##### RECORDS SHOWN
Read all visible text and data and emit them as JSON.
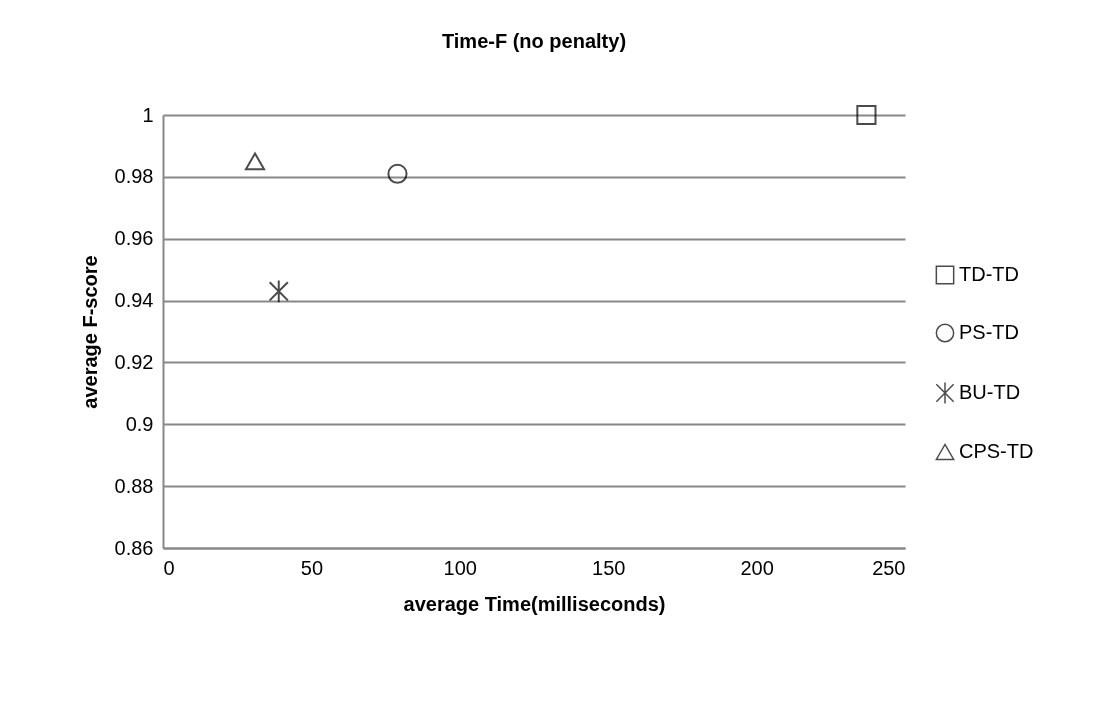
{
  "chart_data": {
    "type": "scatter",
    "title": "Time-F (no penalty)",
    "xlabel": "average Time(milliseconds)",
    "ylabel": "average F-score",
    "xlim": [
      0,
      250
    ],
    "xticks": [
      0,
      50,
      100,
      150,
      200,
      250
    ],
    "ylim": [
      0.86,
      1
    ],
    "yticks": [
      0.86,
      0.88,
      0.9,
      0.92,
      0.94,
      0.96,
      0.98,
      1
    ],
    "grid": "y",
    "legend": "right",
    "series": [
      {
        "name": "TD-TD",
        "color": "#000000",
        "marker": "square",
        "x": [
          237
        ],
        "values": [
          1
        ]
      },
      {
        "name": "PS-TD",
        "color": "#000000",
        "marker": "circle",
        "x": [
          79
        ],
        "values": [
          0.981
        ]
      },
      {
        "name": "BU-TD",
        "color": "#000000",
        "marker": "cross",
        "x": [
          39
        ],
        "values": [
          0.943
        ]
      },
      {
        "name": "CPS-TD",
        "color": "#000000",
        "marker": "triangle",
        "x": [
          31
        ],
        "values": [
          0.985
        ]
      }
    ]
  }
}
##########
• TASK DESCRIPTION: Copy all the entries word for word. Omit any pictures.

• FULL OUTPUT:
Read all visible text and data and emit them as JSON.
{
  "chart_data": {
    "type": "scatter",
    "title": "Time-F (no penalty)",
    "xlabel": "average Time(milliseconds)",
    "ylabel": "average F-score",
    "xlim": [
      0,
      250
    ],
    "xticks": [
      0,
      50,
      100,
      150,
      200,
      250
    ],
    "ylim": [
      0.86,
      1
    ],
    "yticks": [
      0.86,
      0.88,
      0.9,
      0.92,
      0.94,
      0.96,
      0.98,
      1
    ],
    "grid": "y",
    "legend": "right",
    "series": [
      {
        "name": "TD-TD",
        "color": "#000000",
        "marker": "square",
        "x": [
          237
        ],
        "values": [
          1
        ]
      },
      {
        "name": "PS-TD",
        "color": "#000000",
        "marker": "circle",
        "x": [
          79
        ],
        "values": [
          0.981
        ]
      },
      {
        "name": "BU-TD",
        "color": "#000000",
        "marker": "cross",
        "x": [
          39
        ],
        "values": [
          0.943
        ]
      },
      {
        "name": "CPS-TD",
        "color": "#000000",
        "marker": "triangle",
        "x": [
          31
        ],
        "values": [
          0.985
        ]
      }
    ]
  }
}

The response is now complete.